=== LISTED RECORDS ===
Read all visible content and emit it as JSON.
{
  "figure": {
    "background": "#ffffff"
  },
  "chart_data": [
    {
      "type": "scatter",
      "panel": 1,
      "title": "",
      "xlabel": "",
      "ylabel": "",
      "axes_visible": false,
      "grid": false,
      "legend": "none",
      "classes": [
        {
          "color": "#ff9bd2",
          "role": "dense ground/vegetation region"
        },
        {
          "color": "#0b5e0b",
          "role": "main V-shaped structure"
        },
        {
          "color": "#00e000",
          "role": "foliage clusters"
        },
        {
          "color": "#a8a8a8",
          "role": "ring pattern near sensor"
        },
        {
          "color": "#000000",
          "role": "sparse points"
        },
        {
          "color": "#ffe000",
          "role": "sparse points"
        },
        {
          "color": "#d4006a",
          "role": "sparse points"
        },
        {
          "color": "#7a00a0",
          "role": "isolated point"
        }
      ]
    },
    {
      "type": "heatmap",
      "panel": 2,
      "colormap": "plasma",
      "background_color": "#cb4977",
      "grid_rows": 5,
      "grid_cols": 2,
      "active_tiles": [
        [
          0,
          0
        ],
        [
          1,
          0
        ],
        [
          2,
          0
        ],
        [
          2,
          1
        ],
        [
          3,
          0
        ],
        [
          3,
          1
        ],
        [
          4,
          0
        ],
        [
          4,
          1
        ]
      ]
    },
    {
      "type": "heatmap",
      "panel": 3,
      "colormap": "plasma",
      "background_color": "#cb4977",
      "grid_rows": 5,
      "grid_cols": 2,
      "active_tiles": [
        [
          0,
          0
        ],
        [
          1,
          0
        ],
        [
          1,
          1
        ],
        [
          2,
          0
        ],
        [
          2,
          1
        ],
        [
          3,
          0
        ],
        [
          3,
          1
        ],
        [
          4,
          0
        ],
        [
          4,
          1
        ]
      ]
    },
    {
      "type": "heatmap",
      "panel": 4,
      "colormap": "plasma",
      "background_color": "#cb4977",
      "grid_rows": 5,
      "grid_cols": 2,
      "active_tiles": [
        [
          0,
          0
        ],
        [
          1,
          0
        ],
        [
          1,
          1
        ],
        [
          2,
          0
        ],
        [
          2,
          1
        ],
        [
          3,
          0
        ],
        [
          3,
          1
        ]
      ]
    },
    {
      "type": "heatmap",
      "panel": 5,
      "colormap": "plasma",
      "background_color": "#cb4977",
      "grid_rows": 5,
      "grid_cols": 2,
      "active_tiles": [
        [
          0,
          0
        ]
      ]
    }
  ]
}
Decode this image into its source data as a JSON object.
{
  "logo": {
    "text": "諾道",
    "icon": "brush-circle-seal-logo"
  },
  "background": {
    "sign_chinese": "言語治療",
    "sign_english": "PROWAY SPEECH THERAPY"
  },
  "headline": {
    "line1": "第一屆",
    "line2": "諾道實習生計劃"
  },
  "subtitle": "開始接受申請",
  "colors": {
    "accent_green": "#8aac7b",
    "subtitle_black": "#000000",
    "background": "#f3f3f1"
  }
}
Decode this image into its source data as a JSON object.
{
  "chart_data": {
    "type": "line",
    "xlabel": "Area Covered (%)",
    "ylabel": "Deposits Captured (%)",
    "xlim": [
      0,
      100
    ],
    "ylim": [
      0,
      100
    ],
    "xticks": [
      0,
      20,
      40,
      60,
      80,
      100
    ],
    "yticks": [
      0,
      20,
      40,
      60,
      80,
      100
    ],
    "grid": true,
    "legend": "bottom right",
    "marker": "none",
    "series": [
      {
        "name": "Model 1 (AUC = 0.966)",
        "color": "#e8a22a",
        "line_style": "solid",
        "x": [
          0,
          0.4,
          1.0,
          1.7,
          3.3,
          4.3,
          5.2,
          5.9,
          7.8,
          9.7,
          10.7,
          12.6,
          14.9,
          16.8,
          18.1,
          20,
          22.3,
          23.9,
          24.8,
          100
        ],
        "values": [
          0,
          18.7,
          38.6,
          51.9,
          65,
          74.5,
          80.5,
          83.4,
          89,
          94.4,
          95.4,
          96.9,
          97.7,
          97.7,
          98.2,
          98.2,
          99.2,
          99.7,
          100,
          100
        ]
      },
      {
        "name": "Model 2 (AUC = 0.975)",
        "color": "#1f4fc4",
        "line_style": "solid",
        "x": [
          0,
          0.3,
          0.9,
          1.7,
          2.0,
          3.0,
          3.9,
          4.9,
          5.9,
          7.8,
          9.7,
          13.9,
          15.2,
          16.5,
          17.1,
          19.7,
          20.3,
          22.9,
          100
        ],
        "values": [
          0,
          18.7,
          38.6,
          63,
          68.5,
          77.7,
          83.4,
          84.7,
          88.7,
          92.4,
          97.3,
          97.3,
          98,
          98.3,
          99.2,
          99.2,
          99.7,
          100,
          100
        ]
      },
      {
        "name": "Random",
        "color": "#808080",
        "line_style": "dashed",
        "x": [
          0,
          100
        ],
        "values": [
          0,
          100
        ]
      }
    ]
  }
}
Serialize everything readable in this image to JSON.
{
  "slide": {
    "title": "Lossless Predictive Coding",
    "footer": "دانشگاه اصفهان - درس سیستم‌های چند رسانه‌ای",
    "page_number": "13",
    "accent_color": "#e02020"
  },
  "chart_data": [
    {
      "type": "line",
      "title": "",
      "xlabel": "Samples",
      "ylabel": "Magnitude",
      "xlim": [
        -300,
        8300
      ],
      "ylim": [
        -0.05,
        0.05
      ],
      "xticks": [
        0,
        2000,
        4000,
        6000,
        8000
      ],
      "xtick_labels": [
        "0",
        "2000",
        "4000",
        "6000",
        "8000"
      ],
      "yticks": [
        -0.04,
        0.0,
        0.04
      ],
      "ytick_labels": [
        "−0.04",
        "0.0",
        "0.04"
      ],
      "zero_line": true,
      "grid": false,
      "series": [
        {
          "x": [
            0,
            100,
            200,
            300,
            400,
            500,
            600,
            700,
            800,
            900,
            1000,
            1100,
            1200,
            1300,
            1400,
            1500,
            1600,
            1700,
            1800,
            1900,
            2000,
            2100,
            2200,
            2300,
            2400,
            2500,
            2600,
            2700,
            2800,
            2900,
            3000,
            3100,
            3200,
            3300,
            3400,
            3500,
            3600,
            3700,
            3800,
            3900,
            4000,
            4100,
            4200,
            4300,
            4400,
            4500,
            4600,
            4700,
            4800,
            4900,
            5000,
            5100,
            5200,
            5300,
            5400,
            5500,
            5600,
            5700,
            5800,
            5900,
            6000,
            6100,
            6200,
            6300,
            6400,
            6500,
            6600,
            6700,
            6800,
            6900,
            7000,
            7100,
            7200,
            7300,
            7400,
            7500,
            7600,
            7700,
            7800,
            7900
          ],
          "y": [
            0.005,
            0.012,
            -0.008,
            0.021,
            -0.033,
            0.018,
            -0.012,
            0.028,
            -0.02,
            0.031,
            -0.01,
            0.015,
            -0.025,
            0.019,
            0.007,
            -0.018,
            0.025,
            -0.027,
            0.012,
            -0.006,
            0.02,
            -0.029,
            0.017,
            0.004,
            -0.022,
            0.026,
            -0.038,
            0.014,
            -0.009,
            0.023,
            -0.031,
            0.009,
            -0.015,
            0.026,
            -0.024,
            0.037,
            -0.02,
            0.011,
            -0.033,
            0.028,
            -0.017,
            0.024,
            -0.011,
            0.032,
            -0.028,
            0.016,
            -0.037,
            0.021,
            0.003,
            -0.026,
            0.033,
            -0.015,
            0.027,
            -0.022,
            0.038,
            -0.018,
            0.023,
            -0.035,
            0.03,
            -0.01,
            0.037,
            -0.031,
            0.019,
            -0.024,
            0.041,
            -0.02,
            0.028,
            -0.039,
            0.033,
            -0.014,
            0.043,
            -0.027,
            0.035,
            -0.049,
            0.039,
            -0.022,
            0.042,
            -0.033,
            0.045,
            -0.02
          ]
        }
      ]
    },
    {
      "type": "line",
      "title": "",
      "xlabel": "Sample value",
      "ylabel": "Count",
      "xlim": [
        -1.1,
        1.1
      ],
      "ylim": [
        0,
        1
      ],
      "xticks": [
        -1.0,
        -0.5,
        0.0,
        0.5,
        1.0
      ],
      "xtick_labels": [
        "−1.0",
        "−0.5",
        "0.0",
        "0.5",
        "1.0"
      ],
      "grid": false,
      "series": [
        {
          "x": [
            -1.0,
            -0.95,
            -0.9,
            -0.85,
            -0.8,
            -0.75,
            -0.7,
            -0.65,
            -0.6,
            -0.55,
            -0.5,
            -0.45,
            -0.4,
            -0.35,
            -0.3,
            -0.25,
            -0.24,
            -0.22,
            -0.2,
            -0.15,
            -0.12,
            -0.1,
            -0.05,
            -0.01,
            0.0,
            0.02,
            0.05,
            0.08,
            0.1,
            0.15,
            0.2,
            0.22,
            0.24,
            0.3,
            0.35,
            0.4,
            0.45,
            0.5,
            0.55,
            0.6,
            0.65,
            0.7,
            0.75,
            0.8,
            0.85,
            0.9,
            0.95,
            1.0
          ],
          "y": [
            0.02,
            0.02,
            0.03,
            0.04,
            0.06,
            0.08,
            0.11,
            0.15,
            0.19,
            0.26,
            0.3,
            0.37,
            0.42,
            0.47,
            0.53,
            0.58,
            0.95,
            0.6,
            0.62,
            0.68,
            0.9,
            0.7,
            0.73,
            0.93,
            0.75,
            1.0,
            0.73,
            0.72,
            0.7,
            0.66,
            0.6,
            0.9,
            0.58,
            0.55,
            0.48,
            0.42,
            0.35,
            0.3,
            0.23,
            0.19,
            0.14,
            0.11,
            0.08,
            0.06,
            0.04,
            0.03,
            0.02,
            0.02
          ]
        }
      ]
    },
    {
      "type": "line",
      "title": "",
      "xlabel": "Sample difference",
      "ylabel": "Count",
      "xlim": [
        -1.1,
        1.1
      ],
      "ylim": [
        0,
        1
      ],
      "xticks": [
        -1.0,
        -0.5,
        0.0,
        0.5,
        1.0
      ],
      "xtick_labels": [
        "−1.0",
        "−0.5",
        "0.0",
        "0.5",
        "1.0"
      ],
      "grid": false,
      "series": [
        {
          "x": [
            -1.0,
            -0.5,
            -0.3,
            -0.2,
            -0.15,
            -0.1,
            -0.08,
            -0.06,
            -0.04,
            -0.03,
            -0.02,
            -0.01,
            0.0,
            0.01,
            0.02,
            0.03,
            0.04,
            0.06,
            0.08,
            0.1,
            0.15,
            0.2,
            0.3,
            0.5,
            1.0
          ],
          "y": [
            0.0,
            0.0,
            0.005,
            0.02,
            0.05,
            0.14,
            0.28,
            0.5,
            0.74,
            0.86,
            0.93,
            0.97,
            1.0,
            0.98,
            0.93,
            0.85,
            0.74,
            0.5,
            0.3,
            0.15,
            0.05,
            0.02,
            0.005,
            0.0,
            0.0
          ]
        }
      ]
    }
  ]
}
===
REQUIREMENT: Identify the lines of the entries containing the string "panel". Copy each such line.

RESULT:
      "panel": 1,
      "panel": 2,
      "panel": 3,
      "panel": 4,
      "panel": 5,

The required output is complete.